┌─ Source text

This was my main argument for switching to XML from flat-files.

If you are both right about the strictness of the standard, and I have
to defer to your superior knowledge, why does XML::LibXML have options
for recovery and validation?

If you are particularly masochistic you can write code to recover data
from files that you already know are corrupt. Sometimes you can't just
throw the problem back at the data provider. The nice thing about
failing to validate is that it's a boolean value. It unambiguously
points the finger of blame at the data provider. Whether you can use
that to force them to fix the problem is a political issue not a
technical one.

Post by RS
According to
http://search.cpan.org/dist/XML-LibXML/lib/XML/LibXML/Parser.pod#PARSER_OPTIONS
and
http://search.cpan.org/dist/XML-LibXML/lib/XML/LibXML/Error.pod
it also has a choice of Verbose and Quiet error handlers. Authors can
use their own error handlers, or remove the error handler altogether.
An example given is recovery from a missing closing tag. I have not
seen a definition of fatal error. Is a spurious NUL a fatal error? I
suspect it is less serious than a missing closing tag. It is easy to
recover from; you just ignore it. Subject to what anyone may tell me,
I would have thought non-matching tags would be more likely to be a
fatal error.
It must be remembered that an important function of XML, in contrast
to other mark up languages, is that it is human readable as well as
machine readable.

Making XML human-readable was a compromise. The drawback is that it
encourages tinkerers to believe that they can or should attempt to fix
problems when, in most cases, the only sensible thing to do is kick them
back to the provider. What you end up with is multiple people in
different places putting in lots of time fixing someone else's mistakes.
Allowing that to continue is a disservice to other data users and should
be a last resort. Just because something is doable doesn't make doing it
a good idea.

--
Bernard Peek
***@shrdlu.com

Vangelis forthnet

2017-10-27 15:31:45 UTC

Post by RS
I have received an email from someone who told me
the Suspicion subtitles download fine on his XP installation with v3.01.
When I use v3.01 I still get the problem.
He also mentioned that there was something in the v3.01
release notes about changes to subtitle handling.
I used --subsfmt=default and the subtitles downloaded without problem.
I can't do that in v3.05 because --subsfmt has been removed.

Hi Richard

of note is the fact that every GiP version
from 3.00 onwards does fail to convert
this corrupted subtitles file, but, lo-and-behold,

2.99 was the last to use (by default) the old XML parsing code;
in 3.00 the new "coloured subtitles" feature was implemented,
introducing new XML parsing code:

https://github.com/get-iplayer/get_iplayer/wiki/release300to309#2-subtitles-now-in-colour

The subtitles conversion in get_iplayer
has been re-implemented using XML::LibXML

Fall-back to the old code was still kept in both 3.00/3.01
via the --subsfmt=default option.

However, that option is deprecated
and will be removed in a future release

That was done in 3.02+

https://github.com/get-iplayer/get_iplayer/wiki/release300to309#changes-in-302

Removed deprecated options: --subsfmt
so if you find programmes whose subtitles
can't be processed with the new implementation,
report them in the forums.

└─
┌─ Supplied data

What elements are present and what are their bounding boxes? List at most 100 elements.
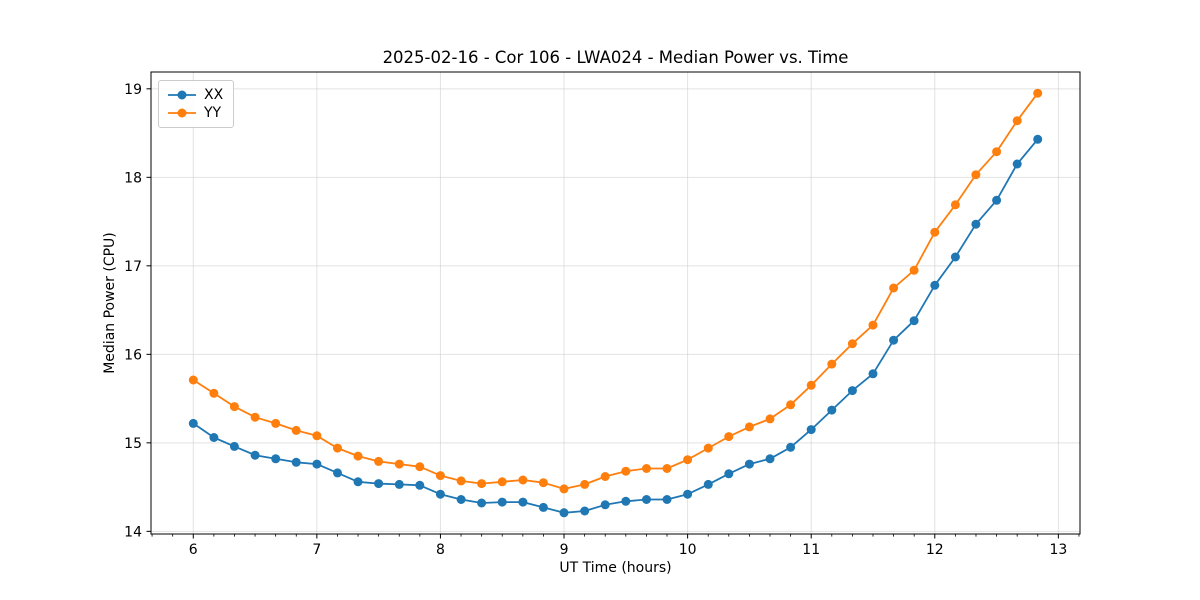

└─

Continue the forum thread on XML parsing and get_iplayer subtitle handling, starting right after its final sentence.

Answer to the exercise:
I suspect it's now too late, since the "new" implementation
has been the only one since 3.02+, but I suspect it wouldn't hurt
to let the maintainer know about this current occurrence...

Best regards,
Vangelis

RS

2017-10-27 20:04:27 UTC

Post by Vangelis forthnet

so if you find programmes whose subtitles
can't be processed with the new implementation,
report them in the forums.

I suspect it's now too late, since the "new" implementation
has been the only one since 3.02+, but I suspect it wouldn't hurt
to let the maintainer know about this current occurrence...

I have often suspected that the maintainer does indeed read this list
server. At one time he or she did announce new releases here, but that
seems to have stopped.

I too suspect that it is too late to have XML::Simple and
subsfmt=default restored as an alternative to the coloured subtitles.
As I shall be saying in another reply, I suspect it may be possible to
configure XML::LibXML to be more error tolerant.

Best wishes
Richard

Ralph Corderoy

2017-10-27 21:16:03 UTC

Hi Richard,

Post by RS
As I shall be saying in another reply, I suspect it may be possible to
configure XML::LibXML to be more error tolerant.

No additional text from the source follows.